**Objective**
Write each line out exactly, leaving none out.

** begin **

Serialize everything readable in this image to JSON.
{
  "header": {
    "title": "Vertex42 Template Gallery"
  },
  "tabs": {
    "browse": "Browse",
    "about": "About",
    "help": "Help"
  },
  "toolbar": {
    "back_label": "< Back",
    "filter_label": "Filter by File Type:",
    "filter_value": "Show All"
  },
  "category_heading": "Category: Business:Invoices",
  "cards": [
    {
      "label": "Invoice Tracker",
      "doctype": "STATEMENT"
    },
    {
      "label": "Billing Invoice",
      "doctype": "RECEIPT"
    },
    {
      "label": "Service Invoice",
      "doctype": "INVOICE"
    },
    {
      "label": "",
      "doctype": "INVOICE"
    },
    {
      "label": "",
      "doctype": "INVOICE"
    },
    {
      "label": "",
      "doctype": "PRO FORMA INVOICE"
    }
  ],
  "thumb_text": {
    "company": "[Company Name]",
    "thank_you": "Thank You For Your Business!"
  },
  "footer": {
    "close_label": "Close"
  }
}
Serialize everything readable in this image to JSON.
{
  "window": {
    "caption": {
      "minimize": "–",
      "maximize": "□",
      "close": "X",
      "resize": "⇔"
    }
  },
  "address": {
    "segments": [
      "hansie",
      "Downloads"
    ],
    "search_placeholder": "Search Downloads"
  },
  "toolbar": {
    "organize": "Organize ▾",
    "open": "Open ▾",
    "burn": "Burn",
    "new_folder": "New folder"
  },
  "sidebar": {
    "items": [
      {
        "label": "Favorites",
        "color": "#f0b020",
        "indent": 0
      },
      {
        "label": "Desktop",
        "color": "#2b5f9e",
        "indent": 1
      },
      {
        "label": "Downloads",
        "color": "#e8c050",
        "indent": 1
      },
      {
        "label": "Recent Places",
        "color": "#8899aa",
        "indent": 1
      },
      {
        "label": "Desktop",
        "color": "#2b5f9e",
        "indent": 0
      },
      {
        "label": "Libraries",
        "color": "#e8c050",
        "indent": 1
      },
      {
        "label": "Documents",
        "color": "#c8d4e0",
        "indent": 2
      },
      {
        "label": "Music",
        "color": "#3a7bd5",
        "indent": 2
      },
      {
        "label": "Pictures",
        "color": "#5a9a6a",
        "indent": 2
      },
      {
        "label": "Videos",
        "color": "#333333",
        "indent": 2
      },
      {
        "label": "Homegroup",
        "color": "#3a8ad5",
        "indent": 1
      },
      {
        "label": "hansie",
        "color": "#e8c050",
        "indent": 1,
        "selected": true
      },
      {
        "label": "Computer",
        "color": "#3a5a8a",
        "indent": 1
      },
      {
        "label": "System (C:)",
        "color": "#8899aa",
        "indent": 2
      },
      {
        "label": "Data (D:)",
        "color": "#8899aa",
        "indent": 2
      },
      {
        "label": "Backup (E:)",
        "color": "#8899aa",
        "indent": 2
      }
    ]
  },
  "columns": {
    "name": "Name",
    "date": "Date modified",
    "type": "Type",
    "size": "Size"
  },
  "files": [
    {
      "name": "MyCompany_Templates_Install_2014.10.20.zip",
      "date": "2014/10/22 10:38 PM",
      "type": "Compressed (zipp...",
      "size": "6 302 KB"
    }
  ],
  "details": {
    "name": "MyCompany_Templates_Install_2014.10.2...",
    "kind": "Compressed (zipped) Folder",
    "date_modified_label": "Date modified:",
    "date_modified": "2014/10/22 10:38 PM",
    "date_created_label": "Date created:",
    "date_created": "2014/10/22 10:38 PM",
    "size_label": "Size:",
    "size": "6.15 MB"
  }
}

** end **

**Answer to the exercise**
Serialize everything readable in this image to JSON.
{
  "header": {
    "title": "Vertex42 Template Gallery"
  },
  "tabs": {
    "browse": "Browse",
    "about": "About",
    "help": "Help"
  },
  "toolbar": {
    "back_label": "< Back",
    "filter_label": "Filter by File Type:",
    "filter_value": "Show All"
  },
  "category_heading": "Category: Business:Invoices",
  "cards": [
    {
      "label": "Invoice Tracker",
      "doctype": "STATEMENT"
    },
    {
      "label": "Billing Invoice",
      "doctype": "RECEIPT"
    },
    {
      "label": "Service Invoice",
      "doctype": "INVOICE"
    },
    {
      "label": "",
      "doctype": "INVOICE"
    },
    {
      "label": "",
      "doctype": "INVOICE"
    },
    {
      "label": "",
      "doctype": "PRO FORMA INVOICE"
    }
  ],
  "thumb_text": {
    "company": "[Company Name]",
    "thank_you": "Thank You For Your Business!"
  },
  "footer": {
    "close_label": "Close"
  }
}
Serialize everything readable in this image to JSON.
{
  "window": {
    "caption": {
      "minimize": "–",
      "maximize": "□",
      "close": "X",
      "resize": "⇔"
    }
  },
  "address": {
    "segments": [
      "hansie",
      "Downloads"
    ],
    "search_placeholder": "Search Downloads"
  },
  "toolbar": {
    "organize": "Organize ▾",
    "open": "Open ▾",
    "burn": "Burn",
    "new_folder": "New folder"
  },
  "sidebar": {
    "items": [
      {
        "label": "Favorites",
        "color": "#f0b020",
        "indent": 0
      },
      {
        "label": "Desktop",
        "color": "#2b5f9e",
        "indent": 1
      },
      {
        "label": "Downloads",
        "color": "#e8c050",
        "indent": 1
      },
      {
        "label": "Recent Places",
        "color": "#8899aa",
        "indent": 1
      },
      {
        "label": "Desktop",
        "color": "#2b5f9e",
        "indent": 0
      },
      {
        "label": "Libraries",
        "color": "#e8c050",
        "indent": 1
      },
      {
        "label": "Documents",
        "color": "#c8d4e0",
        "indent": 2
      },
      {
        "label": "Music",
        "color": "#3a7bd5",
        "indent": 2
      },
      {
        "label": "Pictures",
        "color": "#5a9a6a",
        "indent": 2
      },
      {
        "label": "Videos",
        "color": "#333333",
        "indent": 2
      },
      {
        "label": "Homegroup",
        "color": "#3a8ad5",
        "indent": 1
      },
      {
        "label": "hansie",
        "color": "#e8c050",
        "indent": 1,
        "selected": true
      },
      {
        "label": "Computer",
        "color": "#3a5a8a",
        "indent": 1
      },
      {
        "label": "System (C:)",
        "color": "#8899aa",
        "indent": 2
      },
      {
        "label": "Data (D:)",
        "color": "#8899aa",
        "indent": 2
      },
      {
        "label": "Backup (E:)",
        "color": "#8899aa",
        "indent": 2
      }
    ]
  },
  "columns": {
    "name": "Name",
    "date": "Date modified",
    "type": "Type",
    "size": "Size"
  },
  "files": [
    {
      "name": "MyCompany_Templates_Install_2014.10.20.zip",
      "date": "2014/10/22 10:38 PM",
      "type": "Compressed (zipp...",
      "size": "6 302 KB"
    }
  ],
  "details": {
    "name": "MyCompany_Templates_Install_2014.10.2...",
    "kind": "Compressed (zipped) Folder",
    "date_modified_label": "Date modified:",
    "date_modified": "2014/10/22 10:38 PM",
    "date_created_label": "Date created:",
    "date_created": "2014/10/22 10:38 PM",
    "size_label": "Size:",
    "size": "6.15 MB"
  }
}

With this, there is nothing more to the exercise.